[Stored data]:

┄┄┄┄┄┄

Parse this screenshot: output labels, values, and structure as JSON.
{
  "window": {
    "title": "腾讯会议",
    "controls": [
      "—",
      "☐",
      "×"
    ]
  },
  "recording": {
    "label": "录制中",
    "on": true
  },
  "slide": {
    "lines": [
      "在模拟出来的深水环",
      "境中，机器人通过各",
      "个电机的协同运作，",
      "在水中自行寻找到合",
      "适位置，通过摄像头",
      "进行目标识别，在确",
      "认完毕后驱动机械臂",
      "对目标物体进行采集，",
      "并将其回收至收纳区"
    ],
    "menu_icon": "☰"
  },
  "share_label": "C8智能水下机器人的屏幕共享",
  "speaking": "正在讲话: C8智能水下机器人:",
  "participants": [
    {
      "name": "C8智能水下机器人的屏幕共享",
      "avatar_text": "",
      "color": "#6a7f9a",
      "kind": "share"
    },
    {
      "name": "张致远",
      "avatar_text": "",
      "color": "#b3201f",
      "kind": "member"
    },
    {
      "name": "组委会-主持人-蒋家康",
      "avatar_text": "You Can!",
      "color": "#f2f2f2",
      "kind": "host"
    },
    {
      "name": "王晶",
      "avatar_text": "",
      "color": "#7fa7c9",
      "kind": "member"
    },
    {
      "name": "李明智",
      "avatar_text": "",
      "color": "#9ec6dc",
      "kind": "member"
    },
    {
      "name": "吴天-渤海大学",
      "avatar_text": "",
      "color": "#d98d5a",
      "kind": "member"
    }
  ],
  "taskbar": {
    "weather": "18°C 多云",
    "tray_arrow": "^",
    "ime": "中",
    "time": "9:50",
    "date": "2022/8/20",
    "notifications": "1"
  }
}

┄┄┄┄┄┄

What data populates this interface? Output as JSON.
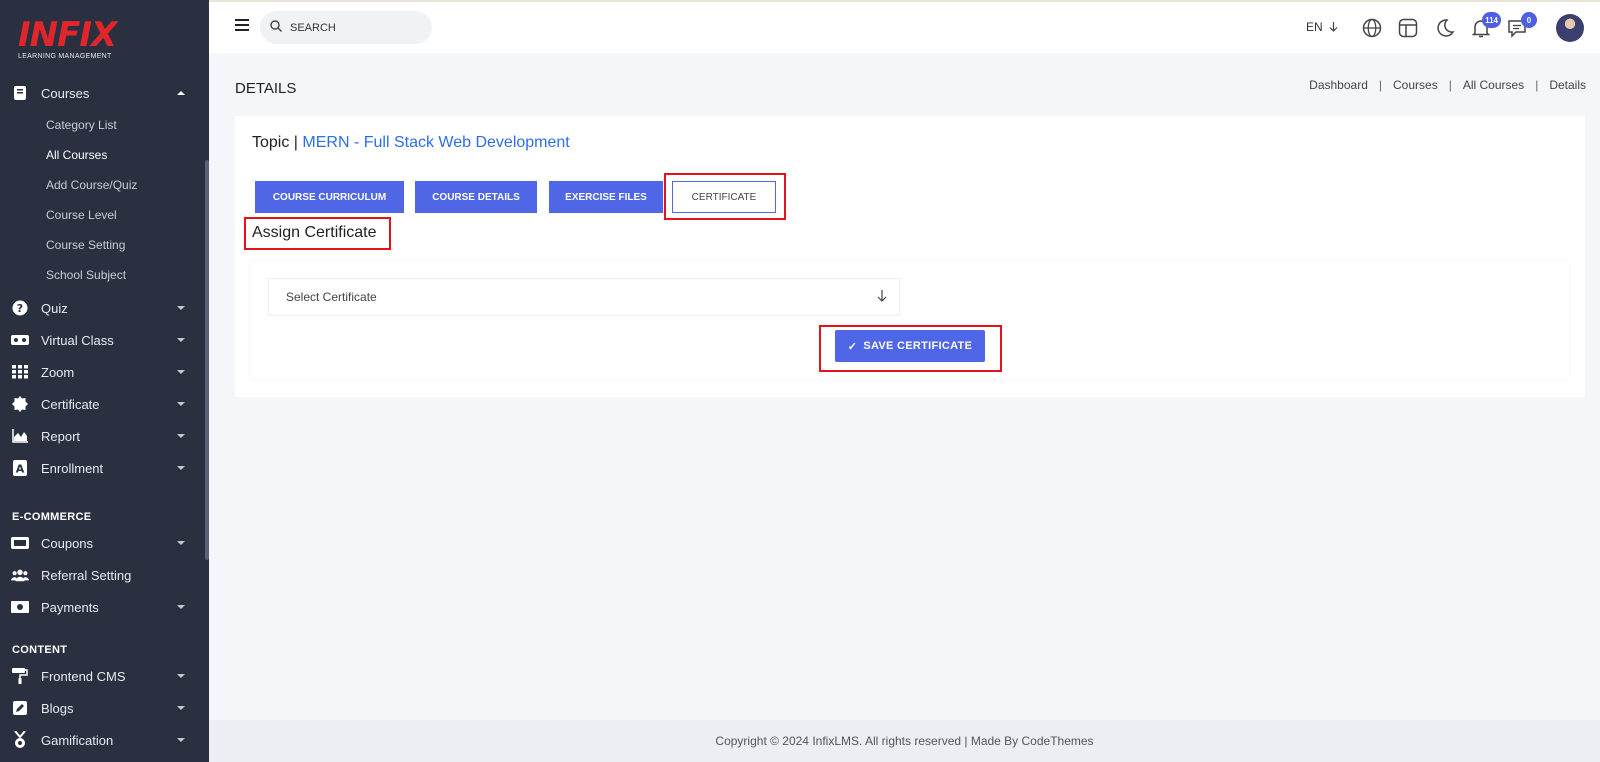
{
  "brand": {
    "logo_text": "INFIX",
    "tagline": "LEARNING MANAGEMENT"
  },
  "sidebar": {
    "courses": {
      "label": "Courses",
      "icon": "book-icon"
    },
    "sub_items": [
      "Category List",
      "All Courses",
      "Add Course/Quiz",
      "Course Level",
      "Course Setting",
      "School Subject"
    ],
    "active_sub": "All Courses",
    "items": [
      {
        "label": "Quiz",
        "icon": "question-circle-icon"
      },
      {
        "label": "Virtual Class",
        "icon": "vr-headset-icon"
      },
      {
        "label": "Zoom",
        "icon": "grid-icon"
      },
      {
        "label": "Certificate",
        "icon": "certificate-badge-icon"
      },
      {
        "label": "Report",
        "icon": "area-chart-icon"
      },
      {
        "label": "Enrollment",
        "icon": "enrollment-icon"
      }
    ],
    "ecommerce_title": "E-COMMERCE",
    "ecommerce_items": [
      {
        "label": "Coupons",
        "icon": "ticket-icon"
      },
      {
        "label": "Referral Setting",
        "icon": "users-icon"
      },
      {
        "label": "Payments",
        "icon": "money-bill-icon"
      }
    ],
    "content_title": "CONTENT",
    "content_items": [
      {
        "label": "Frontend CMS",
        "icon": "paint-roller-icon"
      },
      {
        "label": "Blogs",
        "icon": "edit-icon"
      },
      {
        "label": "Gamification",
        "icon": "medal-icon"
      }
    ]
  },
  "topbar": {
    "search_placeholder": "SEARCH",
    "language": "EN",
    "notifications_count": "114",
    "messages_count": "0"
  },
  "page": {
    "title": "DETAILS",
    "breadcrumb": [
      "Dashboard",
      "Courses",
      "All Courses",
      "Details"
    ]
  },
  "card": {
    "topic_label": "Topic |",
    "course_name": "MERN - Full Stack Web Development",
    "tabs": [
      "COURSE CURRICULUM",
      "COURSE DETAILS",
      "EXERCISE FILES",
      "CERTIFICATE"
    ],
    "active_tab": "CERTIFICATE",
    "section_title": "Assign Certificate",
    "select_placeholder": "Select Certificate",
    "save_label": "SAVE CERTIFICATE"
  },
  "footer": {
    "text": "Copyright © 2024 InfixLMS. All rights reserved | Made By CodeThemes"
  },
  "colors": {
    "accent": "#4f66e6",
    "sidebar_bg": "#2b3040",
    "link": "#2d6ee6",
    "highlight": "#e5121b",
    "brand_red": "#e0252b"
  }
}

┄┄┄┄┄┄

Extract from the data every line where "Setting" shows up.

[PROBLEM SOLUTION]:
      "Course Setting",
        "label": "Referral Setting",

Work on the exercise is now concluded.